Data provided —

════

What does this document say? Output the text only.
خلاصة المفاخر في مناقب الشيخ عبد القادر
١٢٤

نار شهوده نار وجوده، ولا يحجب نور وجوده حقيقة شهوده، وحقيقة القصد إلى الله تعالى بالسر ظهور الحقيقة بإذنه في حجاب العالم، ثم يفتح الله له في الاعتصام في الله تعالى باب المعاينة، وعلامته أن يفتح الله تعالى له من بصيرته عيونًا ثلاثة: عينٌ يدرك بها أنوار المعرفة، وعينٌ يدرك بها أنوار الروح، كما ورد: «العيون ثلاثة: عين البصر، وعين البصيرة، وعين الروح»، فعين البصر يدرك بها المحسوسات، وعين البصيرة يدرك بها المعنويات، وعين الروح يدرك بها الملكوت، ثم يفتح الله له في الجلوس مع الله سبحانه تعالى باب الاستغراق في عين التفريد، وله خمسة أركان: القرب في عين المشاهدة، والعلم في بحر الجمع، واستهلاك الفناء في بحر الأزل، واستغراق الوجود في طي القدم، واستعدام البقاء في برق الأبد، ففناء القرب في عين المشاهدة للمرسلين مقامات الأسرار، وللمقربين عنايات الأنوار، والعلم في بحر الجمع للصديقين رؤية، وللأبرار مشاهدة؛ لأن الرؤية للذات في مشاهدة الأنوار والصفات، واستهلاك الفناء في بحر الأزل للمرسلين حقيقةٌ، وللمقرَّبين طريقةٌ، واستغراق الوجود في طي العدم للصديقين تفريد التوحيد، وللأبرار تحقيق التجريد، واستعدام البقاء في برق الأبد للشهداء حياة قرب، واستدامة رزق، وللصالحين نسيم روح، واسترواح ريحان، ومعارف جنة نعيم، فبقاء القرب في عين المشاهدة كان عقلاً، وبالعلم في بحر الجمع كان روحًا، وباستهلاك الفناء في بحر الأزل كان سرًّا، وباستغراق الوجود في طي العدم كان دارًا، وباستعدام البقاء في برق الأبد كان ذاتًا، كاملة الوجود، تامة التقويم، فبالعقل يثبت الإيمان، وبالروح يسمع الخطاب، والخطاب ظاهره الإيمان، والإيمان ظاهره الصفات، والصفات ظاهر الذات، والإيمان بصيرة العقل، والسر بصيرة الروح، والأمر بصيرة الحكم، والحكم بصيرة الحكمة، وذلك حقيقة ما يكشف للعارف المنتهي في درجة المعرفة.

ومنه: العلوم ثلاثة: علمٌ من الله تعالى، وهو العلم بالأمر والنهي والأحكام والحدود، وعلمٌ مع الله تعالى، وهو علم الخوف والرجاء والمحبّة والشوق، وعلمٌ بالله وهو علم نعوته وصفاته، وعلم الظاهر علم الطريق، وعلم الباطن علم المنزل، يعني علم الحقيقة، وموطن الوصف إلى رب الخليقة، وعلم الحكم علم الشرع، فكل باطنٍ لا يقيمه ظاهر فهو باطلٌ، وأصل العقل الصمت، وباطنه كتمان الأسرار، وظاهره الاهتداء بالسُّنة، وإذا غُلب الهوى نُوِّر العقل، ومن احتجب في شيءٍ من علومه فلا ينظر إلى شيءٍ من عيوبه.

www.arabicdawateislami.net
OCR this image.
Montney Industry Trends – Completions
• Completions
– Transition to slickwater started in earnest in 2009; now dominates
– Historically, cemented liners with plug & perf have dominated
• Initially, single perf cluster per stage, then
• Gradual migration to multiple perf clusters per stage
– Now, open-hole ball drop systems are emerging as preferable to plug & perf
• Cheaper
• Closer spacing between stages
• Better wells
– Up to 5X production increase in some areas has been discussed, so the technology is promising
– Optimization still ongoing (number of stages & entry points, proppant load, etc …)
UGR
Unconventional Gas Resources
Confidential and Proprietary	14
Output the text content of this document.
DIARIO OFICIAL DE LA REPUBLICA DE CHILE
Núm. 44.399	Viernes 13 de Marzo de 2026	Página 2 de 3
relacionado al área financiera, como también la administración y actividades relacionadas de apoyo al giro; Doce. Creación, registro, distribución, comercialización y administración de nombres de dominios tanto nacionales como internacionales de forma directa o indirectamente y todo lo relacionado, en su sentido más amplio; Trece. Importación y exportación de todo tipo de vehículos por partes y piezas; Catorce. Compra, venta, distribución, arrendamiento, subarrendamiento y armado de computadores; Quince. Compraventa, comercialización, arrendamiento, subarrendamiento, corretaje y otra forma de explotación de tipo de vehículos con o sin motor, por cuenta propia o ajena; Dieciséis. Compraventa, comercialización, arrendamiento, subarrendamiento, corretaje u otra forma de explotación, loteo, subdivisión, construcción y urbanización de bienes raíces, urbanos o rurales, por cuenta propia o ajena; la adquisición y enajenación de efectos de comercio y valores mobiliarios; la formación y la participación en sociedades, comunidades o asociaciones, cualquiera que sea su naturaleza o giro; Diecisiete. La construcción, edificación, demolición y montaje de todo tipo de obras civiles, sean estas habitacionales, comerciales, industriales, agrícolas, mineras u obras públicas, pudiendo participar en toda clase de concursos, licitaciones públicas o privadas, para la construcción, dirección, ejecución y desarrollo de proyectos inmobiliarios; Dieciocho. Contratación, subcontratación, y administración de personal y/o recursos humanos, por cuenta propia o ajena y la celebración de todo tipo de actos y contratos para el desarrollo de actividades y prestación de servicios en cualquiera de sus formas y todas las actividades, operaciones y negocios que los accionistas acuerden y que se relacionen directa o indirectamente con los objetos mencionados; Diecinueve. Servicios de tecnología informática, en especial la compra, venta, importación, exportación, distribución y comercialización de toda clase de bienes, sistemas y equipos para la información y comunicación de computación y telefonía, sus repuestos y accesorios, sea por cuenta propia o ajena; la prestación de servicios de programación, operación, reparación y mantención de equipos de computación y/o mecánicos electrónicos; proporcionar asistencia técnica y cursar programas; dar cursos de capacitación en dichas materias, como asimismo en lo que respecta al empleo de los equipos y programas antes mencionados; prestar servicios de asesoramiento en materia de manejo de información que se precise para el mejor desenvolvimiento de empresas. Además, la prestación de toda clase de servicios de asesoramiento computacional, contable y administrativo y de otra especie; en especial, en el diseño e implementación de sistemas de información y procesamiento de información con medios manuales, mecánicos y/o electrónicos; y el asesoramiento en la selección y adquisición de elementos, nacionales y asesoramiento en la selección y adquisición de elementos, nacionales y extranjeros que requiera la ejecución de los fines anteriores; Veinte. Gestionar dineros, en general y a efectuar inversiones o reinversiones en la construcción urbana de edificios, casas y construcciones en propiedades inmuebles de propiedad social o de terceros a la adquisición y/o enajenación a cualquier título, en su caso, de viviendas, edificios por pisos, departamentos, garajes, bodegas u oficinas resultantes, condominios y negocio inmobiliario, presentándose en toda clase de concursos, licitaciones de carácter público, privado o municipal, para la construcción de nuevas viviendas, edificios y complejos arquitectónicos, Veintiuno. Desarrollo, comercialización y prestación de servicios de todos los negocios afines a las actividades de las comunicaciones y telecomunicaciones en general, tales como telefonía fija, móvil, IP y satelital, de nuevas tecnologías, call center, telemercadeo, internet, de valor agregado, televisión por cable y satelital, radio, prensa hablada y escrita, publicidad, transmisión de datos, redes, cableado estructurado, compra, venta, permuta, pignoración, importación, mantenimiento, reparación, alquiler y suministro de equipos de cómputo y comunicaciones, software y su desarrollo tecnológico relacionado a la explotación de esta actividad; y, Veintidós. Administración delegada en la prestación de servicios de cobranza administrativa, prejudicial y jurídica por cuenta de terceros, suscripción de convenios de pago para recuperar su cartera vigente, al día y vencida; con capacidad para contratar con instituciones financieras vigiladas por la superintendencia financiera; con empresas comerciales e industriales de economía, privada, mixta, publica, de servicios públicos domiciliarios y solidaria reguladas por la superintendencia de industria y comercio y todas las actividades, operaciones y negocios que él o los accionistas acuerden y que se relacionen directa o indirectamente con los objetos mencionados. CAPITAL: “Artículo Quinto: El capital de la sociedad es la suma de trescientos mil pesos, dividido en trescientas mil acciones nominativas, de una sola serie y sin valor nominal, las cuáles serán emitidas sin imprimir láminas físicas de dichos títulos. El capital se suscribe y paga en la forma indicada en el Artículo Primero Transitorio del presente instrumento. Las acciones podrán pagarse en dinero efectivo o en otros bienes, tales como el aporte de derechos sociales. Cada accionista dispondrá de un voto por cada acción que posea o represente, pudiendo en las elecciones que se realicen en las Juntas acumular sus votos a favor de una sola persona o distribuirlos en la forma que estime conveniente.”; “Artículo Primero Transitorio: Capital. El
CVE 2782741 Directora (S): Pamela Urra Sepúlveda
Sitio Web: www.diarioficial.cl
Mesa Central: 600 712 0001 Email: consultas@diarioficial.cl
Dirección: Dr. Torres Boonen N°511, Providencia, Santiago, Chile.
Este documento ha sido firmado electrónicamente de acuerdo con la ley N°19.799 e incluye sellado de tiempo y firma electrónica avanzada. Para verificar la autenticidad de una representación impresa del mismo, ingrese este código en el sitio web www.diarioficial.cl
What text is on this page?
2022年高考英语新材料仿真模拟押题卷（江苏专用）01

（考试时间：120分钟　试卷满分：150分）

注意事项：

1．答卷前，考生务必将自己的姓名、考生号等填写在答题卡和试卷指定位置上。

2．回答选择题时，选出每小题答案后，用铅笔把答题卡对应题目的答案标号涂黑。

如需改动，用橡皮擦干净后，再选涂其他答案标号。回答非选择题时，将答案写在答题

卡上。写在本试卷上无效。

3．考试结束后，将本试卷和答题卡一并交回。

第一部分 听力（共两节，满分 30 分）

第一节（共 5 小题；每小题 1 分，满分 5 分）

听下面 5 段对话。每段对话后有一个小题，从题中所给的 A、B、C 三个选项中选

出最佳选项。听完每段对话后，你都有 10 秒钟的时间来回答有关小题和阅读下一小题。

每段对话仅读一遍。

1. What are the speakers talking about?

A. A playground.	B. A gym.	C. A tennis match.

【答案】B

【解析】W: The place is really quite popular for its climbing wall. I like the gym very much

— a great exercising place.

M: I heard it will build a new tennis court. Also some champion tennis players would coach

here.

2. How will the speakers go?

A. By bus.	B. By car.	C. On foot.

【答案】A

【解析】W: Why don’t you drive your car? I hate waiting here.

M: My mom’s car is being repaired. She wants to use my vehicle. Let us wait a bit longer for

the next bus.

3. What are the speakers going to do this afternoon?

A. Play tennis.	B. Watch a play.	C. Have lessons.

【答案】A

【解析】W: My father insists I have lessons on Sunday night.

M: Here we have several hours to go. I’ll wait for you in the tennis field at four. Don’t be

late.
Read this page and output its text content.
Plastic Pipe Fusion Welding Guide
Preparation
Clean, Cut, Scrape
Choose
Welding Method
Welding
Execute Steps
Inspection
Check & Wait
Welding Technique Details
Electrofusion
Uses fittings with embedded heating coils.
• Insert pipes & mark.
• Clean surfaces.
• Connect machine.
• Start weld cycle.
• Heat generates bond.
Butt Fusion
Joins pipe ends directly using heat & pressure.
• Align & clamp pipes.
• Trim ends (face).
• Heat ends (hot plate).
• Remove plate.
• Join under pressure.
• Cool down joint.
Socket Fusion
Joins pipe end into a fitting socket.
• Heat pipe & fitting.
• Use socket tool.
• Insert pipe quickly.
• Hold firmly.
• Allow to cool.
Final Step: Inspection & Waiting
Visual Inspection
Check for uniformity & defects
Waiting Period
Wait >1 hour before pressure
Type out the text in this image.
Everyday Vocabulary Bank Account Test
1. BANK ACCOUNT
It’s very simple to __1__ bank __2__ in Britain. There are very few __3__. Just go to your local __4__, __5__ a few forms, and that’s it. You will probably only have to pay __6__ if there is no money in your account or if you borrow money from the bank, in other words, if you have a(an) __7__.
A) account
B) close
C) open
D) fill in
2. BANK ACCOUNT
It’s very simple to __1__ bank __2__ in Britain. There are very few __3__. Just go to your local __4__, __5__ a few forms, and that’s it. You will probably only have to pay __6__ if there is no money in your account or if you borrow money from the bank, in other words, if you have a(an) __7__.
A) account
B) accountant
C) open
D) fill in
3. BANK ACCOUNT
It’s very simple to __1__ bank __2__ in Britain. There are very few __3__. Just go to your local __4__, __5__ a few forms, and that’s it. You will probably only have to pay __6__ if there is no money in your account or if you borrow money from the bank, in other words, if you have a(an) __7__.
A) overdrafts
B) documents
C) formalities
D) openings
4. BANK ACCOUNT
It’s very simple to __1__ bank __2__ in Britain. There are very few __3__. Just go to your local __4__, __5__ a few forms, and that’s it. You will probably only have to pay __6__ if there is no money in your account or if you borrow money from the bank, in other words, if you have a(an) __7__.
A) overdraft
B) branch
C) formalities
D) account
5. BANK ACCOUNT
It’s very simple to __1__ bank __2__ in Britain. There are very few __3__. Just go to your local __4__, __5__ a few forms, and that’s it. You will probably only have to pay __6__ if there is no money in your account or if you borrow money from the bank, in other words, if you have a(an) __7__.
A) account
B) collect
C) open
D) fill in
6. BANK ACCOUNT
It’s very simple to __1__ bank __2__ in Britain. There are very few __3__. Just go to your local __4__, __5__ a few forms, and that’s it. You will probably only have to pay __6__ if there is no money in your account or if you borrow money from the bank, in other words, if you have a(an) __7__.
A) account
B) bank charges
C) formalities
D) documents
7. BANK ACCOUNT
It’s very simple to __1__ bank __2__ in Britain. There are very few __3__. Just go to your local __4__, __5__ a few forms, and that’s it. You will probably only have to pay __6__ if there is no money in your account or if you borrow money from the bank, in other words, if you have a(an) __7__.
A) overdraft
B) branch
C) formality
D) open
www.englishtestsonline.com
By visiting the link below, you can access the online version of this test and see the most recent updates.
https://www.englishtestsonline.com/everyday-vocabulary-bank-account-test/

════

Exercise brief — From the entries above, copy every line containing the word "speakers".

Completed task —
1. What are the speakers talking about?
2. How will the speakers go?
3. What are the speakers going to do this afternoon?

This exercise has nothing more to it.